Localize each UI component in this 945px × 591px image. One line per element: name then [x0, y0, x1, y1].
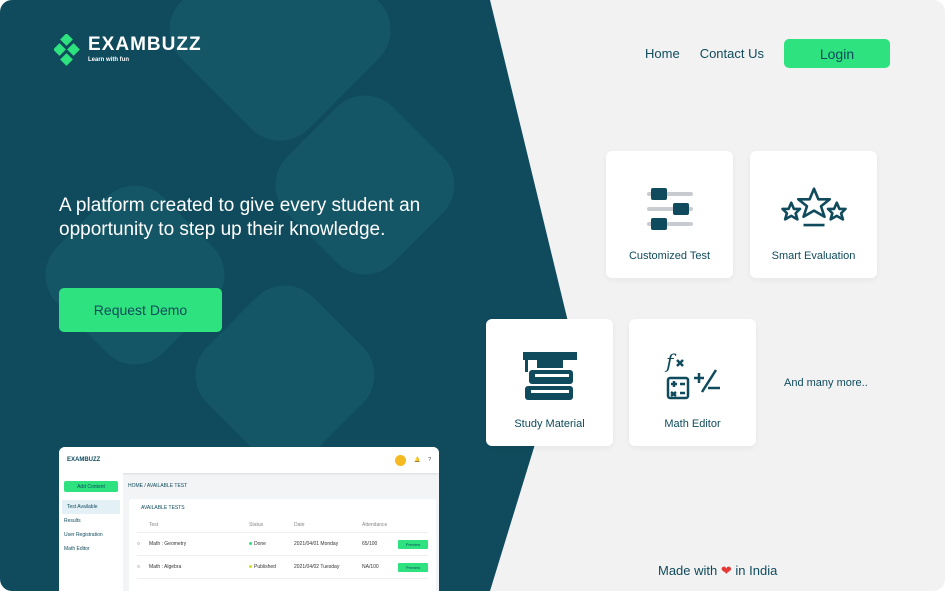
feature-label: Smart Evaluation: [771, 250, 856, 262]
landing-page: EXAMBUZZ Learn with fun Home Contact Us L…: [0, 0, 945, 591]
footer-text: Made with ❤ in India: [658, 563, 778, 578]
sidebar-item-test-available[interactable]: Test Available: [62, 500, 120, 514]
top-nav: Home Contact Us Login: [645, 39, 890, 68]
table-header: Test Status Date Attendance: [137, 517, 428, 533]
login-button[interactable]: Login: [784, 39, 890, 68]
logo-icon: [54, 34, 80, 66]
preview-button[interactable]: Preview: [398, 539, 428, 549]
heart-icon: ❤: [720, 563, 732, 578]
brand-tagline: Learn with fun: [88, 57, 129, 63]
table-row: ○ Math : Geometry Done 2021/04/01 Monday 65/…: [137, 533, 428, 556]
sliders-icon: [646, 188, 693, 230]
logo[interactable]: EXAMBUZZ Learn with fun: [54, 34, 202, 68]
dashboard-brand: EXAMBUZZ: [67, 457, 101, 463]
table-row: ○ Math : Algebra Published 2021/04/02 Tuesd…: [137, 556, 428, 579]
dashboard-preview: EXAMBUZZ 🔔? Add Content Test Available R…: [59, 447, 439, 591]
dashboard-header: EXAMBUZZ 🔔?: [59, 447, 439, 473]
feature-card-smart-evaluation[interactable]: Smart Evaluation: [750, 151, 877, 278]
sidebar-item-math-editor[interactable]: Math Editor: [59, 542, 123, 556]
help-icon[interactable]: ?: [428, 457, 431, 463]
avatar[interactable]: [394, 454, 406, 466]
nav-home[interactable]: Home: [645, 46, 680, 61]
nav-contact[interactable]: Contact Us: [700, 46, 764, 61]
tests-panel: AVAILABLE TESTS Test Status Date Attendance…: [129, 499, 436, 591]
feature-label: Study Material: [514, 418, 585, 430]
math-icon: f: [664, 349, 720, 400]
more-features-text: And many more..: [784, 377, 868, 389]
feature-label: Math Editor: [664, 418, 721, 430]
books-icon: [522, 352, 577, 400]
bell-icon[interactable]: 🔔: [414, 457, 420, 463]
feature-card-study-material[interactable]: Study Material: [486, 319, 613, 446]
request-demo-button[interactable]: Request Demo: [59, 288, 222, 332]
sidebar-item-results[interactable]: Results: [59, 514, 123, 528]
dashboard-sidebar: Add Content Test Available Results User …: [59, 473, 123, 591]
add-content-button[interactable]: Add Content: [64, 481, 118, 492]
brand-name: EXAMBUZZ: [88, 34, 202, 55]
preview-button[interactable]: Preview: [398, 562, 428, 572]
row-radio[interactable]: ○: [137, 564, 149, 570]
hero-text: A platform created to give every student…: [59, 195, 421, 240]
row-radio[interactable]: ○: [137, 541, 149, 547]
feature-label: Customized Test: [628, 250, 711, 262]
stars-icon: [780, 187, 847, 227]
panel-title: AVAILABLE TESTS: [141, 505, 185, 511]
sidebar-item-user-registration[interactable]: User Registration: [59, 528, 123, 542]
feature-card-math-editor[interactable]: f Math Editor: [629, 319, 756, 446]
svg-text:f: f: [664, 349, 677, 373]
breadcrumb: HOME / AVAILABLE TEST: [128, 483, 188, 489]
feature-card-customized-test[interactable]: Customized Test: [606, 151, 733, 278]
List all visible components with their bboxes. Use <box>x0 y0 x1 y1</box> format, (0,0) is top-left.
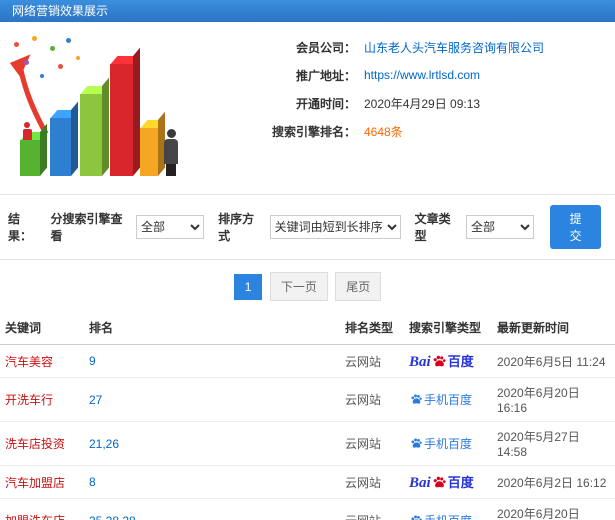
baidu-logo: Bai 百度 <box>409 354 474 370</box>
rank-cell[interactable]: 8 <box>84 465 340 499</box>
update-time-cell: 2020年6月20日 16:11 <box>492 498 615 520</box>
rank-type-cell: 云网站 <box>340 377 404 422</box>
filter-bar: 结果： 分搜索引擎查看 全部 排序方式 关键词由短到长排序 文章类型 全部 提交 <box>0 194 615 260</box>
engine-filter-label: 分搜索引擎查看 <box>50 212 123 243</box>
submit-button[interactable]: 提交 <box>550 205 601 249</box>
header-engine-type: 搜索引擎类型 <box>404 311 492 345</box>
rank-cell[interactable]: 9 <box>84 344 340 378</box>
field-label: 搜索引擎排名： <box>271 124 356 139</box>
rank-count-value: 4648条 <box>364 124 403 139</box>
table-row: 汽车加盟店 8 云网站 Bai 百度 2020年6月2日 16:12 <box>0 465 615 499</box>
last-page-button[interactable]: 尾页 <box>335 272 382 301</box>
confetti-dot <box>58 64 63 69</box>
keyword-cell: 开洗车行 <box>0 377 84 422</box>
baidu-paw-icon <box>411 438 422 448</box>
keyword-cell: 汽车加盟店 <box>0 465 84 499</box>
confetti-dot <box>14 42 19 47</box>
rank-cell[interactable]: 25,28,28 <box>84 498 340 520</box>
mobile-baidu-logo: 手机百度 <box>409 514 472 520</box>
result-label: 结果： <box>8 212 33 243</box>
update-time-cell: 2020年5月27日 14:58 <box>492 421 615 466</box>
type-filter-label: 文章类型 <box>414 212 451 243</box>
filter-controls: 分搜索引擎查看 全部 排序方式 关键词由短到长排序 文章类型 全部 提交 <box>42 205 607 249</box>
keyword-cell: 汽车美容 <box>0 344 84 378</box>
update-time-cell: 2020年6月5日 11:24 <box>492 344 615 378</box>
small-person-figure <box>20 122 34 140</box>
engine-cell: Bai 百度 <box>404 344 492 378</box>
table-row: 开洗车行 27 云网站 手机百度 2020年6月20日 16:16 <box>0 377 615 422</box>
table-header-row: 关键词 排名 排名类型 搜索引擎类型 最新更新时间 <box>0 311 615 345</box>
bar-red <box>110 64 133 176</box>
header-rank: 排名 <box>84 311 340 345</box>
member-info: 会员公司： 山东老人头汽车服务咨询有限公司 推广地址： https://www.… <box>196 30 609 182</box>
header-keyword: 关键词 <box>0 311 84 345</box>
field-label: 开通时间： <box>295 96 356 111</box>
sort-filter-label: 排序方式 <box>218 212 255 243</box>
baidu-logo: Bai 百度 <box>409 475 474 491</box>
mobile-baidu-logo: 手机百度 <box>409 437 472 451</box>
engine-cell: 手机百度 <box>404 498 492 520</box>
promo-url-link[interactable]: https://www.lrtlsd.com <box>364 68 480 82</box>
businessman-figure <box>162 129 180 176</box>
table-row: 汽车美容 9 云网站 Bai 百度 2020年6月5日 11:24 <box>0 344 615 378</box>
update-time-cell: 2020年6月20日 16:16 <box>492 377 615 422</box>
next-page-button[interactable]: 下一页 <box>269 272 328 301</box>
bar-orange <box>140 128 158 176</box>
keyword-cell: 加盟洗车店 <box>0 498 84 520</box>
page: 网络营销效果展示 会员公司： 山东老人头汽车服务咨询有限公司 推广地址： htt… <box>0 0 615 520</box>
header-update-time: 最新更新时间 <box>492 311 615 345</box>
company-link[interactable]: 山东老人头汽车服务咨询有限公司 <box>364 39 544 56</box>
update-time-cell: 2020年6月2日 16:12 <box>492 465 615 499</box>
bar-green <box>20 140 40 176</box>
baidu-paw-icon <box>411 515 422 520</box>
results-table-body: 汽车美容 9 云网站 Bai 百度 2020年6月5日 11:24 开洗车行 27 云网站 手机百… <box>0 344 615 520</box>
app-header: 网络营销效果展示 <box>0 0 615 22</box>
confetti-dot <box>66 38 71 43</box>
rank-type-cell: 云网站 <box>340 421 404 466</box>
bar-lightgreen <box>80 94 102 176</box>
baidu-paw-icon <box>433 355 446 367</box>
confetti-dot <box>50 46 55 51</box>
mobile-baidu-logo: 手机百度 <box>409 393 472 407</box>
baidu-paw-icon <box>433 476 446 488</box>
field-company: 会员公司： 山东老人头汽车服务咨询有限公司 <box>196 38 609 56</box>
engine-select[interactable]: 全部 <box>135 215 205 239</box>
engine-cell: Bai 百度 <box>404 465 492 499</box>
confetti-dot <box>40 74 44 78</box>
field-label: 会员公司： <box>295 40 356 55</box>
bar-blue <box>50 118 71 176</box>
confetti-dot <box>76 56 80 60</box>
type-select[interactable]: 全部 <box>466 215 535 239</box>
header-rank-type: 排名类型 <box>340 311 404 345</box>
page-number-current[interactable]: 1 <box>233 273 263 300</box>
rank-type-cell: 云网站 <box>340 465 404 499</box>
table-row: 加盟洗车店25,28,28云网站手机百度 2020年6月20日 16:11 <box>0 498 615 520</box>
results-table: 关键词 排名 排名类型 搜索引擎类型 最新更新时间 汽车美容 9 云网站 Bai 百度 2… <box>0 311 615 520</box>
rank-type-cell: 云网站 <box>340 498 404 520</box>
confetti-dot <box>24 60 29 65</box>
info-section: 会员公司： 山东老人头汽车服务咨询有限公司 推广地址： https://www.… <box>0 22 615 186</box>
baidu-paw-icon <box>411 394 422 404</box>
rank-cell[interactable]: 27 <box>84 377 340 422</box>
open-time-value: 2020年4月29日 09:13 <box>364 96 481 111</box>
field-promo-url: 推广地址： https://www.lrtlsd.com <box>196 66 609 84</box>
bar-chart-illustration <box>6 30 196 182</box>
engine-cell: 手机百度 <box>404 421 492 466</box>
keyword-cell: 洗车店投资 <box>0 421 84 466</box>
field-label: 推广地址： <box>295 68 356 83</box>
rank-cell[interactable]: 21,26 <box>84 421 340 466</box>
field-rank-count: 搜索引擎排名： 4648条 <box>196 122 609 140</box>
confetti-dot <box>32 36 37 41</box>
pagination: 1 下一页 尾页 <box>0 260 615 311</box>
page-title: 网络营销效果展示 <box>12 4 109 18</box>
rank-type-cell: 云网站 <box>340 344 404 378</box>
field-open-time: 开通时间： 2020年4月29日 09:13 <box>196 94 609 112</box>
sort-select[interactable]: 关键词由短到长排序 <box>269 215 401 239</box>
engine-cell: 手机百度 <box>404 377 492 422</box>
table-row: 洗车店投资 21,26 云网站 手机百度 2020年5月27日 14:58 <box>0 421 615 466</box>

WHAT NEEDS TO BE DONE ▸ Copy out the records from the line with "feature-label: Smart Evaluation: [771, 250, 856, 262]" up to and including the line with "brand-tagline: Learn with".

ANSWER FOR THE TASK ▸
feature-label: Smart Evaluation: [771, 250, 856, 262]
landing-page: EXAMBUZZ Learn with fun Home Contact Us L…: [0, 0, 945, 591]
footer-text: Made with ❤ in India: [658, 563, 778, 578]
sidebar-item-test-available[interactable]: Test Available: [62, 500, 120, 514]
top-nav: Home Contact Us Login: [645, 39, 890, 68]
table-header: Test Status Date Attendance: [137, 517, 428, 533]
login-button[interactable]: Login: [784, 39, 890, 68]
logo-icon: [54, 34, 80, 66]
preview-button[interactable]: Preview: [398, 539, 428, 549]
heart-icon: ❤: [720, 563, 732, 578]
brand-tagline: Learn with fun: [88, 57, 129, 63]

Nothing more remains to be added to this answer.